> **The task**
Below are records to transcribe exactly, without their pictures.

[Items from a data source]

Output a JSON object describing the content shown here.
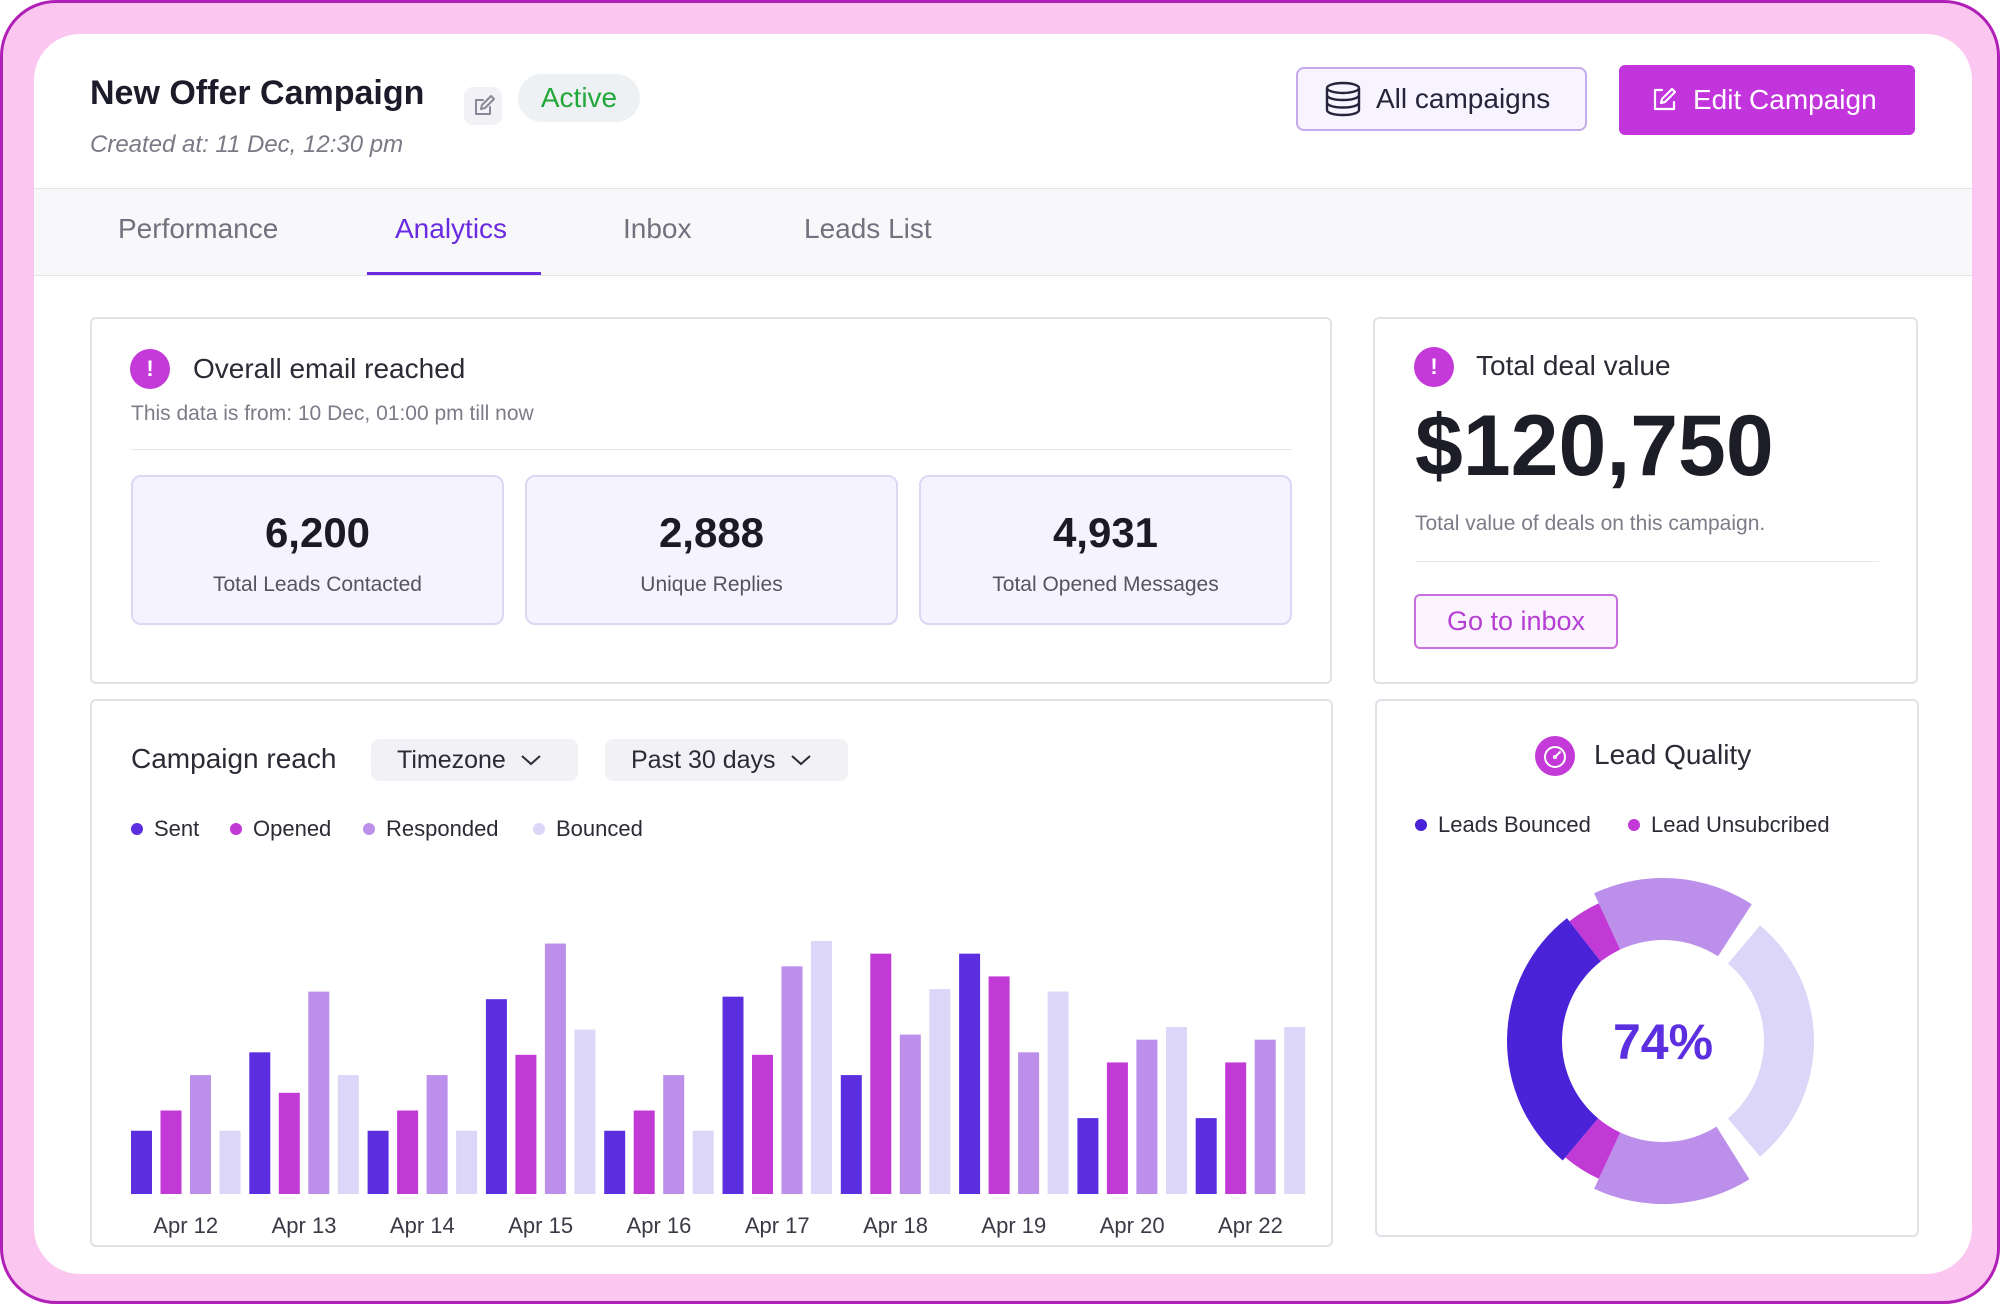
{
  "header": {
    "title": "New Offer Campaign",
    "status": "Active",
    "created": "Created at: 11 Dec, 12:30 pm",
    "all_campaigns_label": "All campaigns",
    "edit_label": "Edit Campaign"
  },
  "tabs": [
    {
      "label": "Performance"
    },
    {
      "label": "Analytics",
      "active": true
    },
    {
      "label": "Inbox"
    },
    {
      "label": "Leads List"
    }
  ],
  "email_reached": {
    "title": "Overall email reached",
    "subtitle": "This data is from: 10 Dec, 01:00 pm till now",
    "stats": [
      {
        "value": "6,200",
        "label": "Total Leads Contacted"
      },
      {
        "value": "2,888",
        "label": "Unique Replies"
      },
      {
        "value": "4,931",
        "label": "Total Opened Messages"
      }
    ]
  },
  "deal": {
    "title": "Total deal value",
    "value": "$120,750",
    "subtitle": "Total value of deals on this campaign.",
    "inbox_label": "Go to inbox"
  },
  "reach": {
    "title": "Campaign reach",
    "timezone_label": "Timezone",
    "range_label": "Past 30 days"
  },
  "lead_quality": {
    "title": "Lead Quality",
    "legend": [
      "Leads Bounced",
      "Lead Unsubcribed"
    ],
    "percent": "74%"
  },
  "colors": {
    "sent": "#5b2fe0",
    "opened": "#c23ad6",
    "responded": "#bb8fea",
    "bounced": "#dcd6f9",
    "accent": "#c234dc",
    "active_tab": "#6a2be0",
    "status_green": "#22a83a"
  },
  "chart_data": [
    {
      "type": "bar",
      "categories": [
        "Apr 12",
        "Apr 13",
        "Apr 14",
        "Apr 15",
        "Apr 16",
        "Apr 17",
        "Apr 18",
        "Apr 19",
        "Apr 20",
        "Apr 22"
      ],
      "series": [
        {
          "name": "Sent",
          "values": [
            25,
            56,
            25,
            77,
            25,
            78,
            47,
            95,
            30,
            30
          ]
        },
        {
          "name": "Opened",
          "values": [
            33,
            40,
            33,
            55,
            33,
            55,
            95,
            86,
            52,
            52
          ]
        },
        {
          "name": "Responded",
          "values": [
            47,
            80,
            47,
            99,
            47,
            90,
            63,
            56,
            61,
            61
          ]
        },
        {
          "name": "Bounced",
          "values": [
            25,
            47,
            25,
            65,
            25,
            100,
            81,
            80,
            66,
            66
          ]
        }
      ],
      "ylim": [
        0,
        100
      ],
      "grid": false,
      "legend_position": "top-left"
    },
    {
      "type": "pie",
      "donut": true,
      "labels": [
        "Leads Bounced",
        "Lead Unsubcribed"
      ],
      "center_label": "74%"
    }
  ]
}
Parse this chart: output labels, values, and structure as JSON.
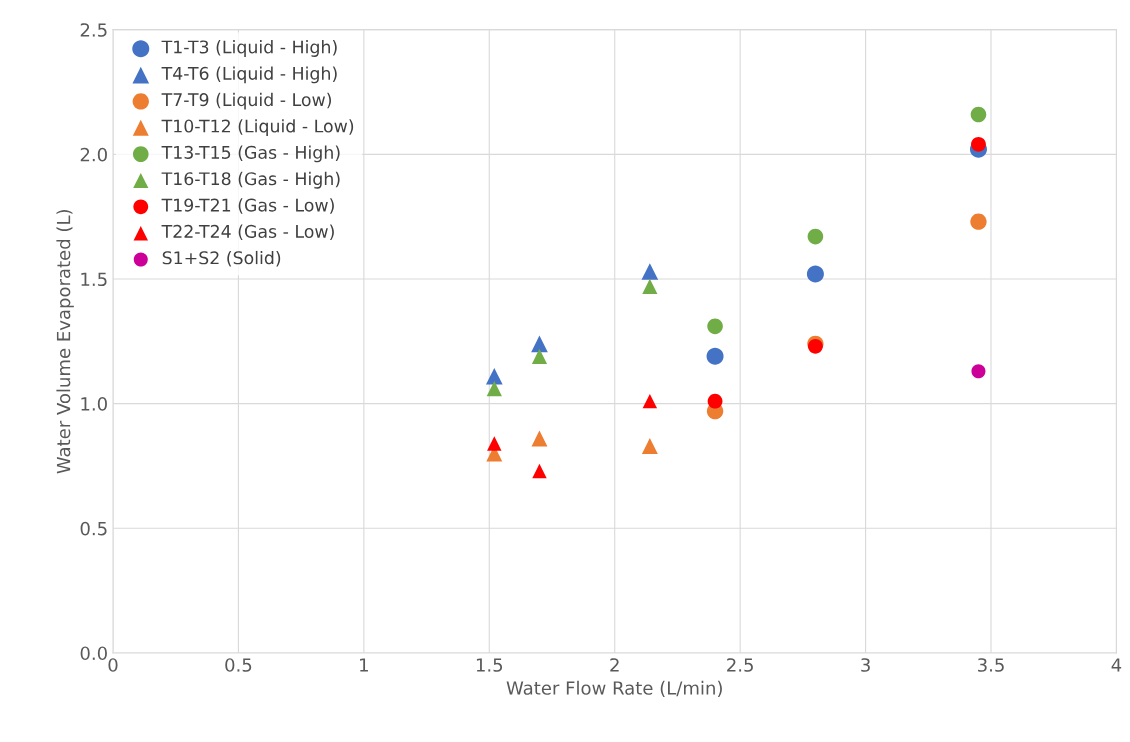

> **Complete response**
Output a JSON object describing the content shown here.
{
  "header": {
    "title": "New Offer Campaign",
    "status": "Active",
    "created": "Created at: 11 Dec, 12:30 pm",
    "all_campaigns_label": "All campaigns",
    "edit_label": "Edit Campaign"
  },
  "tabs": [
    {
      "label": "Performance"
    },
    {
      "label": "Analytics",
      "active": true
    },
    {
      "label": "Inbox"
    },
    {
      "label": "Leads List"
    }
  ],
  "email_reached": {
    "title": "Overall email reached",
    "subtitle": "This data is from: 10 Dec, 01:00 pm till now",
    "stats": [
      {
        "value": "6,200",
        "label": "Total Leads Contacted"
      },
      {
        "value": "2,888",
        "label": "Unique Replies"
      },
      {
        "value": "4,931",
        "label": "Total Opened Messages"
      }
    ]
  },
  "deal": {
    "title": "Total deal value",
    "value": "$120,750",
    "subtitle": "Total value of deals on this campaign.",
    "inbox_label": "Go to inbox"
  },
  "reach": {
    "title": "Campaign reach",
    "timezone_label": "Timezone",
    "range_label": "Past 30 days"
  },
  "lead_quality": {
    "title": "Lead Quality",
    "legend": [
      "Leads Bounced",
      "Lead Unsubcribed"
    ],
    "percent": "74%"
  },
  "colors": {
    "sent": "#5b2fe0",
    "opened": "#c23ad6",
    "responded": "#bb8fea",
    "bounced": "#dcd6f9",
    "accent": "#c234dc",
    "active_tab": "#6a2be0",
    "status_green": "#22a83a"
  },
  "chart_data": [
    {
      "type": "bar",
      "categories": [
        "Apr 12",
        "Apr 13",
        "Apr 14",
        "Apr 15",
        "Apr 16",
        "Apr 17",
        "Apr 18",
        "Apr 19",
        "Apr 20",
        "Apr 22"
      ],
      "series": [
        {
          "name": "Sent",
          "values": [
            25,
            56,
            25,
            77,
            25,
            78,
            47,
            95,
            30,
            30
          ]
        },
        {
          "name": "Opened",
          "values": [
            33,
            40,
            33,
            55,
            33,
            55,
            95,
            86,
            52,
            52
          ]
        },
        {
          "name": "Responded",
          "values": [
            47,
            80,
            47,
            99,
            47,
            90,
            63,
            56,
            61,
            61
          ]
        },
        {
          "name": "Bounced",
          "values": [
            25,
            47,
            25,
            65,
            25,
            100,
            81,
            80,
            66,
            66
          ]
        }
      ],
      "ylim": [
        0,
        100
      ],
      "grid": false,
      "legend_position": "top-left"
    },
    {
      "type": "pie",
      "donut": true,
      "labels": [
        "Leads Bounced",
        "Lead Unsubcribed"
      ],
      "center_label": "74%"
    }
  ]
}
Parse this chart: output labels, values, and structure as JSON.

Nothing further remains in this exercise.